<<<<

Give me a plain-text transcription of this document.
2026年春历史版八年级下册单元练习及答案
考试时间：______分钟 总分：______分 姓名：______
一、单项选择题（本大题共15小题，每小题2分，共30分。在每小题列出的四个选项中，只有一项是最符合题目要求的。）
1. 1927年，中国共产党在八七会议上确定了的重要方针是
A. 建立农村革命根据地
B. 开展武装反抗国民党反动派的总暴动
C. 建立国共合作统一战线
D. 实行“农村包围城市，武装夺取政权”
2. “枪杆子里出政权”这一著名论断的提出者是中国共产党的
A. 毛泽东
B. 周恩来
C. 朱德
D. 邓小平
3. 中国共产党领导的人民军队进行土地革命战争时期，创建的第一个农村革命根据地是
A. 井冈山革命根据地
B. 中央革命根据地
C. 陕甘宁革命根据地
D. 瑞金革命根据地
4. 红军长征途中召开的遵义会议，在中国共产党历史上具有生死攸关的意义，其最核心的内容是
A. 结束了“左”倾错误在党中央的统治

>>>>

**Goal of the exercise:**
Write the listing out again, exactly as shown above.

**Complete output:**
Give me a plain-text transcription of this document.
2026年春历史版八年级下册单元练习及答案
考试时间：______分钟 总分：______分 姓名：______
一、单项选择题（本大题共15小题，每小题2分，共30分。在每小题列出的四个选项中，只有一项是最符合题目要求的。）
1. 1927年，中国共产党在八七会议上确定了的重要方针是
A. 建立农村革命根据地
B. 开展武装反抗国民党反动派的总暴动
C. 建立国共合作统一战线
D. 实行“农村包围城市，武装夺取政权”
2. “枪杆子里出政权”这一著名论断的提出者是中国共产党的
A. 毛泽东
B. 周恩来
C. 朱德
D. 邓小平
3. 中国共产党领导的人民军队进行土地革命战争时期，创建的第一个农村革命根据地是
A. 井冈山革命根据地
B. 中央革命根据地
C. 陕甘宁革命根据地
D. 瑞金革命根据地
4. 红军长征途中召开的遵义会议，在中国共产党历史上具有生死攸关的意义，其最核心的内容是
A. 结束了“左”倾错误在党中央的统治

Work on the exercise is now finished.